■ About this exercise
Give back all of the data exactly.

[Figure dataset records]
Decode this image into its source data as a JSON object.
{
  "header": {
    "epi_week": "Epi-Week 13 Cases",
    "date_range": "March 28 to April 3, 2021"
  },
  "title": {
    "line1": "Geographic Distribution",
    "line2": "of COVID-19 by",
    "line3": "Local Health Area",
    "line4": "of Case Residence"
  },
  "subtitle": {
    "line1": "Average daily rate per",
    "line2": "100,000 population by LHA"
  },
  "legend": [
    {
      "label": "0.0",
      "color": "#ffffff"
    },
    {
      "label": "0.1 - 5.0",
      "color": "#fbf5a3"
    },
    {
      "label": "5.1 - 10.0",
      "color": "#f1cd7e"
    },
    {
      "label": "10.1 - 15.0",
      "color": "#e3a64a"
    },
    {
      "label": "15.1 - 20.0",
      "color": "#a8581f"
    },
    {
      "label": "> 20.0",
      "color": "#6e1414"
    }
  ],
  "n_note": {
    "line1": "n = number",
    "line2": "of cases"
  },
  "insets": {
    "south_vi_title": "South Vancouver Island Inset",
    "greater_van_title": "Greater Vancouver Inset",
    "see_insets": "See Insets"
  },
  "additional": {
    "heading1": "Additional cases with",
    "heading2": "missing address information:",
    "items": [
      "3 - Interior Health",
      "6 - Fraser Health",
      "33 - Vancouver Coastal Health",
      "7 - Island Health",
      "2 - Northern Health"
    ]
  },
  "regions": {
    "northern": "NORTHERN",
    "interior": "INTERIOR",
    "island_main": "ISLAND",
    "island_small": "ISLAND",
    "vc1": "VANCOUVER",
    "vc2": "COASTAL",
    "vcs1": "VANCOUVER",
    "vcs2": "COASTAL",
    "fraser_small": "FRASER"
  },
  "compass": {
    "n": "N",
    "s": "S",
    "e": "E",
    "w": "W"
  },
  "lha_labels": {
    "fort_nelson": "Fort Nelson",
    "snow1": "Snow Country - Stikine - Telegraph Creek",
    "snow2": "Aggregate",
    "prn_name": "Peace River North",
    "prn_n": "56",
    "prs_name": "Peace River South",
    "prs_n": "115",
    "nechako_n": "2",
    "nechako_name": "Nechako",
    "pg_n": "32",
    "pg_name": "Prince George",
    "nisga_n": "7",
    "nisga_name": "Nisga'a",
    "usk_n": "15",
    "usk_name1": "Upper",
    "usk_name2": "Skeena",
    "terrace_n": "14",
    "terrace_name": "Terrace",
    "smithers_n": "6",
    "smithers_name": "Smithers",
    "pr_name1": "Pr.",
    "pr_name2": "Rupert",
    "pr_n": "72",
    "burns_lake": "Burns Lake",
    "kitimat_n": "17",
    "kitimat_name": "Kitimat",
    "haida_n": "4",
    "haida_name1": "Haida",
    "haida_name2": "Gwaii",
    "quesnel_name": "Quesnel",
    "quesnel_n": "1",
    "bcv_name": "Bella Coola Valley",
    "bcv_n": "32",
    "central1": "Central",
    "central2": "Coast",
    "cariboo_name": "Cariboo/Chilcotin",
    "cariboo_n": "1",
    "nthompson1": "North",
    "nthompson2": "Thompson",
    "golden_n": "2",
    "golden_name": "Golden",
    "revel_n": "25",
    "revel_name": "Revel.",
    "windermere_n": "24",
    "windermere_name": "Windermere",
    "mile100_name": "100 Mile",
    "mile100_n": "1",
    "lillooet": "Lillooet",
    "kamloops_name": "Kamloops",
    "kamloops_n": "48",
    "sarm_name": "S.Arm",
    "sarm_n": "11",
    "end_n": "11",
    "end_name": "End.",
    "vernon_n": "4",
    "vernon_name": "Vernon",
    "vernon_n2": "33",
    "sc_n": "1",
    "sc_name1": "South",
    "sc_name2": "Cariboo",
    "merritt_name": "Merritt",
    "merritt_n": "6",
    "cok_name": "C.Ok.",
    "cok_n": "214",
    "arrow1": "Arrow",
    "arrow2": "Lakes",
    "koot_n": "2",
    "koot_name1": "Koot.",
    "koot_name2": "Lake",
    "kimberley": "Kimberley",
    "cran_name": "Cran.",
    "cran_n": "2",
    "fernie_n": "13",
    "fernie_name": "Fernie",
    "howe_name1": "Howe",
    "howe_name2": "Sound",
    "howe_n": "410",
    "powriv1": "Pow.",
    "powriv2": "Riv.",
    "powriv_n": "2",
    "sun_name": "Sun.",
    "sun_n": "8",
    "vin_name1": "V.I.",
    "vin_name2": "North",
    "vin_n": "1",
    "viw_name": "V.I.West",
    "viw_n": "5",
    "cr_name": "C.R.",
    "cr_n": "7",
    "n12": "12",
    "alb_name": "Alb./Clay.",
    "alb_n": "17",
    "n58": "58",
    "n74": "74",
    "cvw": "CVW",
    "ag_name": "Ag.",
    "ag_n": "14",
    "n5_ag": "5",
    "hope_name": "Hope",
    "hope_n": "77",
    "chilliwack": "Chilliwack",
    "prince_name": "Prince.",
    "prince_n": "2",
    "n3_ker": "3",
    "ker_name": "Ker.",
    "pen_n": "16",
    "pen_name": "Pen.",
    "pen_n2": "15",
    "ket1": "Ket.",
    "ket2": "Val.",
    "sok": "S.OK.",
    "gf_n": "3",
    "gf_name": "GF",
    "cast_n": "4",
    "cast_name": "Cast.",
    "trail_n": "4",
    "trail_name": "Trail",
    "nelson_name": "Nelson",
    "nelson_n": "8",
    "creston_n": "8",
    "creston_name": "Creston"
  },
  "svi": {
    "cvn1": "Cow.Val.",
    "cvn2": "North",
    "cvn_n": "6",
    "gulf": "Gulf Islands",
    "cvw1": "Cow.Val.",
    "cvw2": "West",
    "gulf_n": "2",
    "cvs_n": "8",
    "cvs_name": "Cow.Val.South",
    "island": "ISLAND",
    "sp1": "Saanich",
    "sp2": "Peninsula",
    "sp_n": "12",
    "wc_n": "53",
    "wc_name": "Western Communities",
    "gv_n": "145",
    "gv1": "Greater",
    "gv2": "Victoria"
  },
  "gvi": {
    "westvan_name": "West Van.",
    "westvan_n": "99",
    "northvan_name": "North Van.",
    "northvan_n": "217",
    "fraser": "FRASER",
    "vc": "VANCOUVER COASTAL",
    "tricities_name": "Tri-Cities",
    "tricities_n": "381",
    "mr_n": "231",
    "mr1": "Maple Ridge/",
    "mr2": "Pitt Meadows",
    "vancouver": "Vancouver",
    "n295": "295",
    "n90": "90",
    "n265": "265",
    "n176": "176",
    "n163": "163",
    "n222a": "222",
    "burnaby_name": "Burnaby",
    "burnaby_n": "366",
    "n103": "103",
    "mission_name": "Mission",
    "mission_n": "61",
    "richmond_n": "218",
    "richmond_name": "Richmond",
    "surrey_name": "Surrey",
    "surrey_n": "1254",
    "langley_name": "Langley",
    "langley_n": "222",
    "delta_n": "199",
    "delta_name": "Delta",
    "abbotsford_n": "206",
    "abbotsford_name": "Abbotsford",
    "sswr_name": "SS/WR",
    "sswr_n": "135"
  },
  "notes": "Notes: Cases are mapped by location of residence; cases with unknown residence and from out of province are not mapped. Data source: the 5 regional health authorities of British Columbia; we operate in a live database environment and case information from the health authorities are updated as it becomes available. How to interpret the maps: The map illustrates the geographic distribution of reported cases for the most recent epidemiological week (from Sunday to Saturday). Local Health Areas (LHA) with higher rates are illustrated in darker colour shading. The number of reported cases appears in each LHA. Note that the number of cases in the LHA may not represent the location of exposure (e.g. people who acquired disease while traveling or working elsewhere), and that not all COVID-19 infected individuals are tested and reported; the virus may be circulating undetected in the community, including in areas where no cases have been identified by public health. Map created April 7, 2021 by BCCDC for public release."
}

■ Exercise result
Decode this image into its source data as a JSON object.
{
  "header": {
    "epi_week": "Epi-Week 13 Cases",
    "date_range": "March 28 to April 3, 2021"
  },
  "title": {
    "line1": "Geographic Distribution",
    "line2": "of COVID-19 by",
    "line3": "Local Health Area",
    "line4": "of Case Residence"
  },
  "subtitle": {
    "line1": "Average daily rate per",
    "line2": "100,000 population by LHA"
  },
  "legend": [
    {
      "label": "0.0",
      "color": "#ffffff"
    },
    {
      "label": "0.1 - 5.0",
      "color": "#fbf5a3"
    },
    {
      "label": "5.1 - 10.0",
      "color": "#f1cd7e"
    },
    {
      "label": "10.1 - 15.0",
      "color": "#e3a64a"
    },
    {
      "label": "15.1 - 20.0",
      "color": "#a8581f"
    },
    {
      "label": "> 20.0",
      "color": "#6e1414"
    }
  ],
  "n_note": {
    "line1": "n = number",
    "line2": "of cases"
  },
  "insets": {
    "south_vi_title": "South Vancouver Island Inset",
    "greater_van_title": "Greater Vancouver Inset",
    "see_insets": "See Insets"
  },
  "additional": {
    "heading1": "Additional cases with",
    "heading2": "missing address information:",
    "items": [
      "3 - Interior Health",
      "6 - Fraser Health",
      "33 - Vancouver Coastal Health",
      "7 - Island Health",
      "2 - Northern Health"
    ]
  },
  "regions": {
    "northern": "NORTHERN",
    "interior": "INTERIOR",
    "island_main": "ISLAND",
    "island_small": "ISLAND",
    "vc1": "VANCOUVER",
    "vc2": "COASTAL",
    "vcs1": "VANCOUVER",
    "vcs2": "COASTAL",
    "fraser_small": "FRASER"
  },
  "compass": {
    "n": "N",
    "s": "S",
    "e": "E",
    "w": "W"
  },
  "lha_labels": {
    "fort_nelson": "Fort Nelson",
    "snow1": "Snow Country - Stikine - Telegraph Creek",
    "snow2": "Aggregate",
    "prn_name": "Peace River North",
    "prn_n": "56",
    "prs_name": "Peace River South",
    "prs_n": "115",
    "nechako_n": "2",
    "nechako_name": "Nechako",
    "pg_n": "32",
    "pg_name": "Prince George",
    "nisga_n": "7",
    "nisga_name": "Nisga'a",
    "usk_n": "15",
    "usk_name1": "Upper",
    "usk_name2": "Skeena",
    "terrace_n": "14",
    "terrace_name": "Terrace",
    "smithers_n": "6",
    "smithers_name": "Smithers",
    "pr_name1": "Pr.",
    "pr_name2": "Rupert",
    "pr_n": "72",
    "burns_lake": "Burns Lake",
    "kitimat_n": "17",
    "kitimat_name": "Kitimat",
    "haida_n": "4",
    "haida_name1": "Haida",
    "haida_name2": "Gwaii",
    "quesnel_name": "Quesnel",
    "quesnel_n": "1",
    "bcv_name": "Bella Coola Valley",
    "bcv_n": "32",
    "central1": "Central",
    "central2": "Coast",
    "cariboo_name": "Cariboo/Chilcotin",
    "cariboo_n": "1",
    "nthompson1": "North",
    "nthompson2": "Thompson",
    "golden_n": "2",
    "golden_name": "Golden",
    "revel_n": "25",
    "revel_name": "Revel.",
    "windermere_n": "24",
    "windermere_name": "Windermere",
    "mile100_name": "100 Mile",
    "mile100_n": "1",
    "lillooet": "Lillooet",
    "kamloops_name": "Kamloops",
    "kamloops_n": "48",
    "sarm_name": "S.Arm",
    "sarm_n": "11",
    "end_n": "11",
    "end_name": "End.",
    "vernon_n": "4",
    "vernon_name": "Vernon",
    "vernon_n2": "33",
    "sc_n": "1",
    "sc_name1": "South",
    "sc_name2": "Cariboo",
    "merritt_name": "Merritt",
    "merritt_n": "6",
    "cok_name": "C.Ok.",
    "cok_n": "214",
    "arrow1": "Arrow",
    "arrow2": "Lakes",
    "koot_n": "2",
    "koot_name1": "Koot.",
    "koot_name2": "Lake",
    "kimberley": "Kimberley",
    "cran_name": "Cran.",
    "cran_n": "2",
    "fernie_n": "13",
    "fernie_name": "Fernie",
    "howe_name1": "Howe",
    "howe_name2": "Sound",
    "howe_n": "410",
    "powriv1": "Pow.",
    "powriv2": "Riv.",
    "powriv_n": "2",
    "sun_name": "Sun.",
    "sun_n": "8",
    "vin_name1": "V.I.",
    "vin_name2": "North",
    "vin_n": "1",
    "viw_name": "V.I.West",
    "viw_n": "5",
    "cr_name": "C.R.",
    "cr_n": "7",
    "n12": "12",
    "alb_name": "Alb./Clay.",
    "alb_n": "17",
    "n58": "58",
    "n74": "74",
    "cvw": "CVW",
    "ag_name": "Ag.",
    "ag_n": "14",
    "n5_ag": "5",
    "hope_name": "Hope",
    "hope_n": "77",
    "chilliwack": "Chilliwack",
    "prince_name": "Prince.",
    "prince_n": "2",
    "n3_ker": "3",
    "ker_name": "Ker.",
    "pen_n": "16",
    "pen_name": "Pen.",
    "pen_n2": "15",
    "ket1": "Ket.",
    "ket2": "Val.",
    "sok": "S.OK.",
    "gf_n": "3",
    "gf_name": "GF",
    "cast_n": "4",
    "cast_name": "Cast.",
    "trail_n": "4",
    "trail_name": "Trail",
    "nelson_name": "Nelson",
    "nelson_n": "8",
    "creston_n": "8",
    "creston_name": "Creston"
  },
  "svi": {
    "cvn1": "Cow.Val.",
    "cvn2": "North",
    "cvn_n": "6",
    "gulf": "Gulf Islands",
    "cvw1": "Cow.Val.",
    "cvw2": "West",
    "gulf_n": "2",
    "cvs_n": "8",
    "cvs_name": "Cow.Val.South",
    "island": "ISLAND",
    "sp1": "Saanich",
    "sp2": "Peninsula",
    "sp_n": "12",
    "wc_n": "53",
    "wc_name": "Western Communities",
    "gv_n": "145",
    "gv1": "Greater",
    "gv2": "Victoria"
  },
  "gvi": {
    "westvan_name": "West Van.",
    "westvan_n": "99",
    "northvan_name": "North Van.",
    "northvan_n": "217",
    "fraser": "FRASER",
    "vc": "VANCOUVER COASTAL",
    "tricities_name": "Tri-Cities",
    "tricities_n": "381",
    "mr_n": "231",
    "mr1": "Maple Ridge/",
    "mr2": "Pitt Meadows",
    "vancouver": "Vancouver",
    "n295": "295",
    "n90": "90",
    "n265": "265",
    "n176": "176",
    "n163": "163",
    "n222a": "222",
    "burnaby_name": "Burnaby",
    "burnaby_n": "366",
    "n103": "103",
    "mission_name": "Mission",
    "mission_n": "61",
    "richmond_n": "218",
    "richmond_name": "Richmond",
    "surrey_name": "Surrey",
    "surrey_n": "1254",
    "langley_name": "Langley",
    "langley_n": "222",
    "delta_n": "199",
    "delta_name": "Delta",
    "abbotsford_n": "206",
    "abbotsford_name": "Abbotsford",
    "sswr_name": "SS/WR",
    "sswr_n": "135"
  },
  "notes": "Notes: Cases are mapped by location of residence; cases with unknown residence and from out of province are not mapped. Data source: the 5 regional health authorities of British Columbia; we operate in a live database environment and case information from the health authorities are updated as it becomes available. How to interpret the maps: The map illustrates the geographic distribution of reported cases for the most recent epidemiological week (from Sunday to Saturday). Local Health Areas (LHA) with higher rates are illustrated in darker colour shading. The number of reported cases appears in each LHA. Note that the number of cases in the LHA may not represent the location of exposure (e.g. people who acquired disease while traveling or working elsewhere), and that not all COVID-19 infected individuals are tested and reported; the virus may be circulating undetected in the community, including in areas where no cases have been identified by public health. Map created April 7, 2021 by BCCDC for public release."
}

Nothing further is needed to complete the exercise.